[Entries from a dataset]
========

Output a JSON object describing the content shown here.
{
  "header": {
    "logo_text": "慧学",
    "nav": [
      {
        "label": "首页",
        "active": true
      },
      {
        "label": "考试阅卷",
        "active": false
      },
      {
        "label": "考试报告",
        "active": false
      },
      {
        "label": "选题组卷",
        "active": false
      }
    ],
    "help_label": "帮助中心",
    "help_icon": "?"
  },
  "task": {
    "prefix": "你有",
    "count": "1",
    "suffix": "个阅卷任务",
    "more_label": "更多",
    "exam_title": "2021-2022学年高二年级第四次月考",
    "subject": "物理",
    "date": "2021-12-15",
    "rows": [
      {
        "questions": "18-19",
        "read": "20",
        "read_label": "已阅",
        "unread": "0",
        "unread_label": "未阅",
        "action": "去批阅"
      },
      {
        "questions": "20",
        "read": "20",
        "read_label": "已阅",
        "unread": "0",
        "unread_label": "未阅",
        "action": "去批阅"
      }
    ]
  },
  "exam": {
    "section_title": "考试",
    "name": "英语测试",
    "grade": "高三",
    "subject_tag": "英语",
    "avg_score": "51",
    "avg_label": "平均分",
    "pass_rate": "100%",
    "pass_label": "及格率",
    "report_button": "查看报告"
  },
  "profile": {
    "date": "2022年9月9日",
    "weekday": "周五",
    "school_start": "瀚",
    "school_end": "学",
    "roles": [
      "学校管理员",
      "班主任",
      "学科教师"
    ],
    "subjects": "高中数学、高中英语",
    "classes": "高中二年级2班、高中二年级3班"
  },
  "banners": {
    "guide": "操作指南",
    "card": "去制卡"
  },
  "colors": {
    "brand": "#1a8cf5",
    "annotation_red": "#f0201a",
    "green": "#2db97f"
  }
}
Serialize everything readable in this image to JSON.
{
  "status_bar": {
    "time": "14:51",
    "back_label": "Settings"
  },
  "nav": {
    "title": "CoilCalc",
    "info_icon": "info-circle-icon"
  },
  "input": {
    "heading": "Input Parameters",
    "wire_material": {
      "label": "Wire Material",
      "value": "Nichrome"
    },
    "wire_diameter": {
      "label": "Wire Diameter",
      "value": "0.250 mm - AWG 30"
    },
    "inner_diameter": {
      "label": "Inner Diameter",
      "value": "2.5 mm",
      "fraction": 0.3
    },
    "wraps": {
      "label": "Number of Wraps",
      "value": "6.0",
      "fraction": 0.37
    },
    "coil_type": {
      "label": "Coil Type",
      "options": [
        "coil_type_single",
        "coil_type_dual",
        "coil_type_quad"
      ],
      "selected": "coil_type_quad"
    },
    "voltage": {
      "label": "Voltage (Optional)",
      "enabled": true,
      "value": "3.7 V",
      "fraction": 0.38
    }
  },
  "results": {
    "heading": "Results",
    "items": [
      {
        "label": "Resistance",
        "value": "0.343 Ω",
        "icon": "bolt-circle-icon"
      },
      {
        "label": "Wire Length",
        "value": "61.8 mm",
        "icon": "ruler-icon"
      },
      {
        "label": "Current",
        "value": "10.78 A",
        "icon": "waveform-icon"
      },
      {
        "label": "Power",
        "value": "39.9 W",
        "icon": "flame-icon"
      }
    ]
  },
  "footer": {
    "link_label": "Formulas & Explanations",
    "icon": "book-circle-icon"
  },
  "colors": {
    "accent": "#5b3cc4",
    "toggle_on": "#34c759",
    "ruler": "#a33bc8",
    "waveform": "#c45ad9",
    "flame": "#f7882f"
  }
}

========

→ **Requirement**
Would you reproduce all the entries exactly?

→ **Solution to this exercise**
Output a JSON object describing the content shown here.
{
  "header": {
    "logo_text": "慧学",
    "nav": [
      {
        "label": "首页",
        "active": true
      },
      {
        "label": "考试阅卷",
        "active": false
      },
      {
        "label": "考试报告",
        "active": false
      },
      {
        "label": "选题组卷",
        "active": false
      }
    ],
    "help_label": "帮助中心",
    "help_icon": "?"
  },
  "task": {
    "prefix": "你有",
    "count": "1",
    "suffix": "个阅卷任务",
    "more_label": "更多",
    "exam_title": "2021-2022学年高二年级第四次月考",
    "subject": "物理",
    "date": "2021-12-15",
    "rows": [
      {
        "questions": "18-19",
        "read": "20",
        "read_label": "已阅",
        "unread": "0",
        "unread_label": "未阅",
        "action": "去批阅"
      },
      {
        "questions": "20",
        "read": "20",
        "read_label": "已阅",
        "unread": "0",
        "unread_label": "未阅",
        "action": "去批阅"
      }
    ]
  },
  "exam": {
    "section_title": "考试",
    "name": "英语测试",
    "grade": "高三",
    "subject_tag": "英语",
    "avg_score": "51",
    "avg_label": "平均分",
    "pass_rate": "100%",
    "pass_label": "及格率",
    "report_button": "查看报告"
  },
  "profile": {
    "date": "2022年9月9日",
    "weekday": "周五",
    "school_start": "瀚",
    "school_end": "学",
    "roles": [
      "学校管理员",
      "班主任",
      "学科教师"
    ],
    "subjects": "高中数学、高中英语",
    "classes": "高中二年级2班、高中二年级3班"
  },
  "banners": {
    "guide": "操作指南",
    "card": "去制卡"
  },
  "colors": {
    "brand": "#1a8cf5",
    "annotation_red": "#f0201a",
    "green": "#2db97f"
  }
}
Serialize everything readable in this image to JSON.
{
  "status_bar": {
    "time": "14:51",
    "back_label": "Settings"
  },
  "nav": {
    "title": "CoilCalc",
    "info_icon": "info-circle-icon"
  },
  "input": {
    "heading": "Input Parameters",
    "wire_material": {
      "label": "Wire Material",
      "value": "Nichrome"
    },
    "wire_diameter": {
      "label": "Wire Diameter",
      "value": "0.250 mm - AWG 30"
    },
    "inner_diameter": {
      "label": "Inner Diameter",
      "value": "2.5 mm",
      "fraction": 0.3
    },
    "wraps": {
      "label": "Number of Wraps",
      "value": "6.0",
      "fraction": 0.37
    },
    "coil_type": {
      "label": "Coil Type",
      "options": [
        "coil_type_single",
        "coil_type_dual",
        "coil_type_quad"
      ],
      "selected": "coil_type_quad"
    },
    "voltage": {
      "label": "Voltage (Optional)",
      "enabled": true,
      "value": "3.7 V",
      "fraction": 0.38
    }
  },
  "results": {
    "heading": "Results",
    "items": [
      {
        "label": "Resistance",
        "value": "0.343 Ω",
        "icon": "bolt-circle-icon"
      },
      {
        "label": "Wire Length",
        "value": "61.8 mm",
        "icon": "ruler-icon"
      },
      {
        "label": "Current",
        "value": "10.78 A",
        "icon": "waveform-icon"
      },
      {
        "label": "Power",
        "value": "39.9 W",
        "icon": "flame-icon"
      }
    ]
  },
  "footer": {
    "link_label": "Formulas & Explanations",
    "icon": "book-circle-icon"
  },
  "colors": {
    "accent": "#5b3cc4",
    "toggle_on": "#34c759",
    "ruler": "#a33bc8",
    "waveform": "#c45ad9",
    "flame": "#f7882f"
  }
}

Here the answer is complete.